The role of the teacher in acts of learning is not to inform students of this or that piece of information, but to help them to discover it, to perform a conscious act to become aware of it.

Gattegno suggests that learning takes place in four stages which can be described in terms of awareness.

The first stage consists in a single act of awareness: the realisation that there is something new to be explored. As long as I am unaware that there is something to be known, I cannot start to learn.

The second stage: As soon as I start to learn, I have to explore the situation in order to understand it. As I am not yet an expert in the field, I make many mistakes. These mistakes enable me to progress because by observing what happens and becoming aware of it I can adapt my attempts in relation to the feedback given by the environment. This stage ends when I know what I have to do, but I only succeed when I am wholly present in what I am doing.

The third stage is a transitional stage. At the beginning, I am able to do what I want if I pay attention at each instant. At the end of this stage I no longer need to pay attention: the new skill has become completely automatic and because it is automatic, I am free to give my attention to learning other things.

The fourth stage is that of transfer. For the rest of my life, what I have learnt can be used for all the new skills I may wish to acquire. When I learnt to run, I used the know-how I had acquired from learning to walk. Both of these, walking and running, were useful to me when I decided to learn cross-country skiing. Each skill remains available, except in the rare cases of accident or injury, for a lifetime.

==Timeline==
- 1911 – Caleb Gattegno was born in Alexandria, Egypt, on November 11.
- 1932 – Mathematics teacher at the Lycée Français in Alexandria until 1936.
- 1937 – Earned a Doctorate in mathematics at the University of Basel: Les cas essentiellement géodésiques des équations de Hamilton-Jacobi intégrables par séparation des variables.
- 1944 – Began publishing books and articles in scientific and other journals. By 1988, he had written about 120 books and 500 articles.

» **Material supplied**
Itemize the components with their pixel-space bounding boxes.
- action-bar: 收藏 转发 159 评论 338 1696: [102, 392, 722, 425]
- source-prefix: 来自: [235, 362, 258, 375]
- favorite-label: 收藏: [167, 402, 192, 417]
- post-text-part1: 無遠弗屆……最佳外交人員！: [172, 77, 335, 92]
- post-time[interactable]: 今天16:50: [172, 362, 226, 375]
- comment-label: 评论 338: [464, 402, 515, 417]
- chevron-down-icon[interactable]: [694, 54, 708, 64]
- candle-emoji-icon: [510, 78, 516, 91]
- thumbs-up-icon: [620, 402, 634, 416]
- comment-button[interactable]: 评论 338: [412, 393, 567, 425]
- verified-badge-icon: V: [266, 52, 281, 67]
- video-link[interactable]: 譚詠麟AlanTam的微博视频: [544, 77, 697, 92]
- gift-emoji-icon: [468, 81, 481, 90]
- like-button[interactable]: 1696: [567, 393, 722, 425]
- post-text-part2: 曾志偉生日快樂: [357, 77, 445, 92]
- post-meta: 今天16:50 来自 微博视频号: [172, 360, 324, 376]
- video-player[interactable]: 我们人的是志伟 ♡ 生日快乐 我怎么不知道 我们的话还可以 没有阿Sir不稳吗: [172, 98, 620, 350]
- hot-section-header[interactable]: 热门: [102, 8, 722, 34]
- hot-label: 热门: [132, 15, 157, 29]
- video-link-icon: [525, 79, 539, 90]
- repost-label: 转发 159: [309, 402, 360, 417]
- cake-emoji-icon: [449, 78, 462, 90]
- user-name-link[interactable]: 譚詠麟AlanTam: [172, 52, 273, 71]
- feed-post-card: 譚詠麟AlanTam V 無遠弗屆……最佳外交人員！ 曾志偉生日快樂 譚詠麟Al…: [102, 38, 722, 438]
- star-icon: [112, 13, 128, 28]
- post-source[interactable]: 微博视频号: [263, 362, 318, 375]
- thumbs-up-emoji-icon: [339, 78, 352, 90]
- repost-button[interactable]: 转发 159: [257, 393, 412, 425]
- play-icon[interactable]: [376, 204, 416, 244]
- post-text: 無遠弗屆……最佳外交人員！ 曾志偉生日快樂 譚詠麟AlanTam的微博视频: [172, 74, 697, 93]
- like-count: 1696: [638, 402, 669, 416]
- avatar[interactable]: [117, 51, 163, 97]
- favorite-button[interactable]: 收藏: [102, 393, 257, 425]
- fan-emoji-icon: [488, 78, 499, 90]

» **Problems to solve**
1. In the passage on Gattegno's stages of learning, what is the fourth stage called?
2. Carry on the passage on Gattegno's stages of learning from the point where it stops.
The material that accompanies this text plays no part in the work.

» **Task responses**
1. It is the stage of transfer.

2.
- 1947 – Began running seminars for international groups, mainly in Europe, in North and South America and in Japan. He continued these seminars until his death.
- 1948 – Earned a Master of Arts in education at The University of London.
- 1951 – Founded the International Commission for the Study and Improvement of Mathematics Education (CIEAEM).
- 1952 – Earned a Docteur ès lettres (Philosophy) at the University of Lille.
- 1952 – Founded The Association for Teaching Aids in Mathematics (ATAM), which became The Association of Teachers of Mathematics (ATM) (currently about 4000 members), and its journal Mathematics Teaching which is published 4 times a year. In 2011 the ATM Conference - Celebrating Gattegno took place from Monday 18 to Thursday 21 April at Wolverhampton University, Telford, England.
- 1952 – Participated in the founding of the Société Belge des Professeurs de Mathématique d'expression française and its journal Mathematica et Paedagogia.
- 1952 – Worked with Jean Piaget translating two of Piaget's works into English.
- 1954 – Founded The Cuisenaire Company in England, and was director until 1986.
- 1957 – Member of a United Nations (Technical Assistance) mission to Ethiopia with the object of finding a solution to the problem of illiteracy.
- 1961 – The release of the film Mathematics at Your Fingertips.
- 1962 – First English edition of Words in Color released.
- 1968 – Founded Educational Solutions in New York where he lived until his death in 1988.
- 1971 – Began publishing the Educational Solutions Newsletter five times a year until 1988.
- 1988 – Died in Paris two weeks after having run the seminar Le mystère de la communication near Grenoble.

==Bibliography==
- (1954) "The Gattegno Geoboards" in Bulletin of the Association for Teaching Aids in Mathematics, N° 3.
- (1954) with Georges Cuisenaire, "Numbers in colour," Heinemann.
- (1960) "Now Johnny Can Do Arithmetic," Educational Explorers, Reading.
- (1962) "Words in Colour – Teachers' Guide," Educational Explorers, Reading.
- (1963) "Teaching foreign languages in schools – The Silent Way," Educational Solutions, New York.
- (1969) "Towards a Visual Culture," Outerbridge & Dienstfrey, New York.
- (1970) "What We Owe Children, The Subordination of Teaching to Learning," Outerbridge and Diensfrey, New York.